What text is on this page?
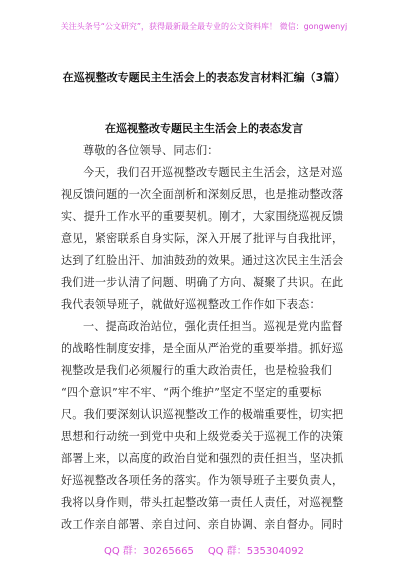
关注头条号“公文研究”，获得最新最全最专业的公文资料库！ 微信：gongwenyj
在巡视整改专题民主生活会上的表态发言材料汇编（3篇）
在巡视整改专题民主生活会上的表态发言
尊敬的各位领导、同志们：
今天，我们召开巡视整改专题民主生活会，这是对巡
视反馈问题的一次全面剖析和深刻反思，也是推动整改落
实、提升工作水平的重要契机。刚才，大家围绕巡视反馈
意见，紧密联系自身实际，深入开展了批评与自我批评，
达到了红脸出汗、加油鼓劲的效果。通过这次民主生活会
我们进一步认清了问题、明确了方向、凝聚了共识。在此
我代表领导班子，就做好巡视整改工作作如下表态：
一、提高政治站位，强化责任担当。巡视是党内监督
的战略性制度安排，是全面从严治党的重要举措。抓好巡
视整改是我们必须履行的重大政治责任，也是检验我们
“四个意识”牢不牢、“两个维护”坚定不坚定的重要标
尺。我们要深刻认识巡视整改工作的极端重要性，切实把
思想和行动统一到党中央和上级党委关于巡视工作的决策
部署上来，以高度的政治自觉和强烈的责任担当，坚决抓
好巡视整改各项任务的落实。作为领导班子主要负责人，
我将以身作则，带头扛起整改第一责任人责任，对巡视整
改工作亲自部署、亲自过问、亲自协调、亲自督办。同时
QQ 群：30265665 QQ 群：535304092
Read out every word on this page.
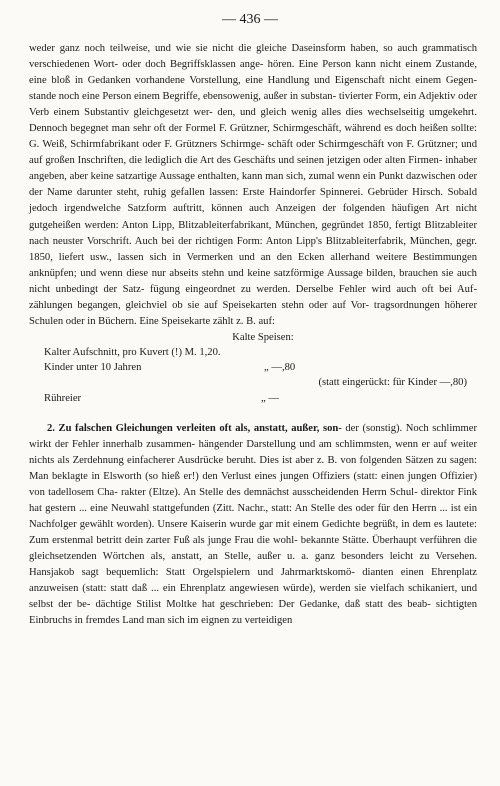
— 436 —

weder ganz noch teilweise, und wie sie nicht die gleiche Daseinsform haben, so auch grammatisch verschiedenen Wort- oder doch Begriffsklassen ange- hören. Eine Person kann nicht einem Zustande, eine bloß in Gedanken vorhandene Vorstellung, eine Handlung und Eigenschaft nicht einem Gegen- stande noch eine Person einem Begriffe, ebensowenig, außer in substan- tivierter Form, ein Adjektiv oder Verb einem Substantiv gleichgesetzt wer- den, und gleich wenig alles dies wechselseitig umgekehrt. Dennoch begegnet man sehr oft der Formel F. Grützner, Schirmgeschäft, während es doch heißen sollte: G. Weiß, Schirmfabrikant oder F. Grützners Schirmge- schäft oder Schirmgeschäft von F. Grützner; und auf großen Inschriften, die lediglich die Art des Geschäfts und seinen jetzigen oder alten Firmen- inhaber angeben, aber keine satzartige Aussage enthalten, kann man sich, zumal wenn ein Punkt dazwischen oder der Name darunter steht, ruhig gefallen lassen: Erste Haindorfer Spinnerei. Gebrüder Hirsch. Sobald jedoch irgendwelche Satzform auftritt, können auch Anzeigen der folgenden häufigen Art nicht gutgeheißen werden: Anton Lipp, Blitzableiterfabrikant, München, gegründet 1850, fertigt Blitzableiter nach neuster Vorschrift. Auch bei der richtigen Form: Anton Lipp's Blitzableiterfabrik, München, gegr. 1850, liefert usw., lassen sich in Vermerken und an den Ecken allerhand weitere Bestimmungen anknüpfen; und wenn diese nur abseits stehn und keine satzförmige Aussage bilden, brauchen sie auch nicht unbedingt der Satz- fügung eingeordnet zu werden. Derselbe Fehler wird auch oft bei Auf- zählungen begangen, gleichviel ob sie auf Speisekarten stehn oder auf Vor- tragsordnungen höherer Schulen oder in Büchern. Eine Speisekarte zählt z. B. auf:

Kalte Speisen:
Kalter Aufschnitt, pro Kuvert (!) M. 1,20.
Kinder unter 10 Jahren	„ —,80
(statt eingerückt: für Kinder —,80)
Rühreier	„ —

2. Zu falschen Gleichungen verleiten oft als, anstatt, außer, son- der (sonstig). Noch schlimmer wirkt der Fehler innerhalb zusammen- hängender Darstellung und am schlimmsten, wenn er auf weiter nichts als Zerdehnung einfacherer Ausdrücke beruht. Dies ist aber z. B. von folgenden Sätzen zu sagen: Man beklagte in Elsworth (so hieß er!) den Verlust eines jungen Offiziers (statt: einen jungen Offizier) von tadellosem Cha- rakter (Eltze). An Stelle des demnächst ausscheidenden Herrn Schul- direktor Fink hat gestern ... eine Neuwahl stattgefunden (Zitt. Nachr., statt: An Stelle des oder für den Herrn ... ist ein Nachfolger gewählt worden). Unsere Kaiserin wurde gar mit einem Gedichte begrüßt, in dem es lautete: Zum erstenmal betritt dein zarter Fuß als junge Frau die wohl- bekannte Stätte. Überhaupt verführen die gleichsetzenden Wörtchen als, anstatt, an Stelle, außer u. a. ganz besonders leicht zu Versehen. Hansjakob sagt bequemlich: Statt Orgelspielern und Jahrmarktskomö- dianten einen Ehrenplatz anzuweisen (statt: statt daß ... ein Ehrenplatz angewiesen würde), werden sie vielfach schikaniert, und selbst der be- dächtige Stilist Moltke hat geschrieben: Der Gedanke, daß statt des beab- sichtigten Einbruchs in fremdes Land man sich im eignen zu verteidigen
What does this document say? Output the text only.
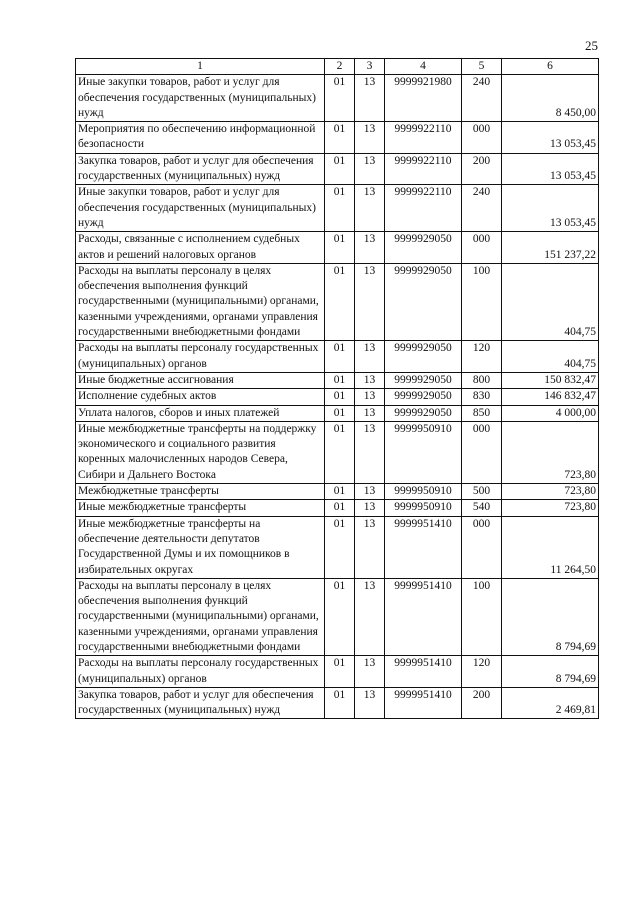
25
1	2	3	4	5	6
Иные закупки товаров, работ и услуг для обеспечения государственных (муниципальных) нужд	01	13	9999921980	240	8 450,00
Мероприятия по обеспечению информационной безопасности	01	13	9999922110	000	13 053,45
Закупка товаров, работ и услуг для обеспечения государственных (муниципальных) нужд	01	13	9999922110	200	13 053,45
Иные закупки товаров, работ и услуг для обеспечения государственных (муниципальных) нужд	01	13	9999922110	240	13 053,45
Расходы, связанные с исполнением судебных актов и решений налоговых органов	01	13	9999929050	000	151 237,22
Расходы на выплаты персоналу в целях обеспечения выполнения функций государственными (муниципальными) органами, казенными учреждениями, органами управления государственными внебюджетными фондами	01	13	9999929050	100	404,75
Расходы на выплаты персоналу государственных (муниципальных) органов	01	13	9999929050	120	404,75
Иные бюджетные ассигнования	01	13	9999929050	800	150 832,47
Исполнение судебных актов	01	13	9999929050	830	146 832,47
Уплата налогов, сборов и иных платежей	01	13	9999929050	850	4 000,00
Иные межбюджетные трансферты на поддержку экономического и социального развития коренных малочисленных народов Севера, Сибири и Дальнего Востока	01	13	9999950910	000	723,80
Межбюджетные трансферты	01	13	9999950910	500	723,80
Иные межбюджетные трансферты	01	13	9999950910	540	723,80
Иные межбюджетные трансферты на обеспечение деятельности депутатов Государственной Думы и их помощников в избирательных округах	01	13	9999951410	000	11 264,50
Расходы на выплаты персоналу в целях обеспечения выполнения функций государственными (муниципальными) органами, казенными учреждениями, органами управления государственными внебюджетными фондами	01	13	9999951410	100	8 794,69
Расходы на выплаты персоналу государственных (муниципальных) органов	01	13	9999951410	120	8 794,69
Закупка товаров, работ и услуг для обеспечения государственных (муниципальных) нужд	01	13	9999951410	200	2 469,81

::::::::::

# [Instructions to follow]
The records above are to be restated exactly, without their pictures.

# [Finished answer]
What text is on this page?
关注头条号“公文研究”，获得最新最全最专业的公文资料库！ 微信：gongwenyj
在巡视整改专题民主生活会上的表态发言材料汇编（3篇）
在巡视整改专题民主生活会上的表态发言
尊敬的各位领导、同志们：
今天，我们召开巡视整改专题民主生活会，这是对巡
视反馈问题的一次全面剖析和深刻反思，也是推动整改落
实、提升工作水平的重要契机。刚才，大家围绕巡视反馈
意见，紧密联系自身实际，深入开展了批评与自我批评，
达到了红脸出汗、加油鼓劲的效果。通过这次民主生活会
我们进一步认清了问题、明确了方向、凝聚了共识。在此
我代表领导班子，就做好巡视整改工作作如下表态：
一、提高政治站位，强化责任担当。巡视是党内监督
的战略性制度安排，是全面从严治党的重要举措。抓好巡
视整改是我们必须履行的重大政治责任，也是检验我们
“四个意识”牢不牢、“两个维护”坚定不坚定的重要标
尺。我们要深刻认识巡视整改工作的极端重要性，切实把
思想和行动统一到党中央和上级党委关于巡视工作的决策
部署上来，以高度的政治自觉和强烈的责任担当，坚决抓
好巡视整改各项任务的落实。作为领导班子主要负责人，
我将以身作则，带头扛起整改第一责任人责任，对巡视整
改工作亲自部署、亲自过问、亲自协调、亲自督办。同时
QQ 群：30265665 QQ 群：535304092
Read out every word on this page.
— 436 —

weder ganz noch teilweise, und wie sie nicht die gleiche Daseinsform haben, so auch grammatisch verschiedenen Wort- oder doch Begriffsklassen ange- hören. Eine Person kann nicht einem Zustande, eine bloß in Gedanken vorhandene Vorstellung, eine Handlung und Eigenschaft nicht einem Gegen- stande noch eine Person einem Begriffe, ebensowenig, außer in substan- tivierter Form, ein Adjektiv oder Verb einem Substantiv gleichgesetzt wer- den, und gleich wenig alles dies wechselseitig umgekehrt. Dennoch begegnet man sehr oft der Formel F. Grützner, Schirmgeschäft, während es doch heißen sollte: G. Weiß, Schirmfabrikant oder F. Grützners Schirmge- schäft oder Schirmgeschäft von F. Grützner; und auf großen Inschriften, die lediglich die Art des Geschäfts und seinen jetzigen oder alten Firmen- inhaber angeben, aber keine satzartige Aussage enthalten, kann man sich, zumal wenn ein Punkt dazwischen oder der Name darunter steht, ruhig gefallen lassen: Erste Haindorfer Spinnerei. Gebrüder Hirsch. Sobald jedoch irgendwelche Satzform auftritt, können auch Anzeigen der folgenden häufigen Art nicht gutgeheißen werden: Anton Lipp, Blitzableiterfabrikant, München, gegründet 1850, fertigt Blitzableiter nach neuster Vorschrift. Auch bei der richtigen Form: Anton Lipp's Blitzableiterfabrik, München, gegr. 1850, liefert usw., lassen sich in Vermerken und an den Ecken allerhand weitere Bestimmungen anknüpfen; und wenn diese nur abseits stehn und keine satzförmige Aussage bilden, brauchen sie auch nicht unbedingt der Satz- fügung eingeordnet zu werden. Derselbe Fehler wird auch oft bei Auf- zählungen begangen, gleichviel ob sie auf Speisekarten stehn oder auf Vor- tragsordnungen höherer Schulen oder in Büchern. Eine Speisekarte zählt z. B. auf:

Kalte Speisen:
Kalter Aufschnitt, pro Kuvert (!) M. 1,20.
Kinder unter 10 Jahren	„ —,80
(statt eingerückt: für Kinder —,80)
Rühreier	„ —

2. Zu falschen Gleichungen verleiten oft als, anstatt, außer, son- der (sonstig). Noch schlimmer wirkt der Fehler innerhalb zusammen- hängender Darstellung und am schlimmsten, wenn er auf weiter nichts als Zerdehnung einfacherer Ausdrücke beruht. Dies ist aber z. B. von folgenden Sätzen zu sagen: Man beklagte in Elsworth (so hieß er!) den Verlust eines jungen Offiziers (statt: einen jungen Offizier) von tadellosem Cha- rakter (Eltze). An Stelle des demnächst ausscheidenden Herrn Schul- direktor Fink hat gestern ... eine Neuwahl stattgefunden (Zitt. Nachr., statt: An Stelle des oder für den Herrn ... ist ein Nachfolger gewählt worden). Unsere Kaiserin wurde gar mit einem Gedichte begrüßt, in dem es lautete: Zum erstenmal betritt dein zarter Fuß als junge Frau die wohl- bekannte Stätte. Überhaupt verführen die gleichsetzenden Wörtchen als, anstatt, an Stelle, außer u. a. ganz besonders leicht zu Versehen. Hansjakob sagt bequemlich: Statt Orgelspielern und Jahrmarktskomö- dianten einen Ehrenplatz anzuweisen (statt: statt daß ... ein Ehrenplatz angewiesen würde), werden sie vielfach schikaniert, und selbst der be- dächtige Stilist Moltke hat geschrieben: Der Gedanke, daß statt des beab- sichtigten Einbruchs in fremdes Land man sich im eignen zu verteidigen
What does this document say? Output the text only.
25
1	2	3	4	5	6
Иные закупки товаров, работ и услуг для обеспечения государственных (муниципальных) нужд	01	13	9999921980	240	8 450,00
Мероприятия по обеспечению информационной безопасности	01	13	9999922110	000	13 053,45
Закупка товаров, работ и услуг для обеспечения государственных (муниципальных) нужд	01	13	9999922110	200	13 053,45
Иные закупки товаров, работ и услуг для обеспечения государственных (муниципальных) нужд	01	13	9999922110	240	13 053,45
Расходы, связанные с исполнением судебных актов и решений налоговых органов	01	13	9999929050	000	151 237,22
Расходы на выплаты персоналу в целях обеспечения выполнения функций государственными (муниципальными) органами, казенными учреждениями, органами управления государственными внебюджетными фондами	01	13	9999929050	100	404,75
Расходы на выплаты персоналу государственных (муниципальных) органов	01	13	9999929050	120	404,75
Иные бюджетные ассигнования	01	13	9999929050	800	150 832,47
Исполнение судебных актов	01	13	9999929050	830	146 832,47
Уплата налогов, сборов и иных платежей	01	13	9999929050	850	4 000,00
Иные межбюджетные трансферты на поддержку экономического и социального развития коренных малочисленных народов Севера, Сибири и Дальнего Востока	01	13	9999950910	000	723,80
Межбюджетные трансферты	01	13	9999950910	500	723,80
Иные межбюджетные трансферты	01	13	9999950910	540	723,80
Иные межбюджетные трансферты на обеспечение деятельности депутатов Государственной Думы и их помощников в избирательных округах	01	13	9999951410	000	11 264,50
Расходы на выплаты персоналу в целях обеспечения выполнения функций государственными (муниципальными) органами, казенными учреждениями, органами управления государственными внебюджетными фондами	01	13	9999951410	100	8 794,69
Расходы на выплаты персоналу государственных (муниципальных) органов	01	13	9999951410	120	8 794,69
Закупка товаров, работ и услуг для обеспечения государственных (муниципальных) нужд	01	13	9999951410	200	2 469,81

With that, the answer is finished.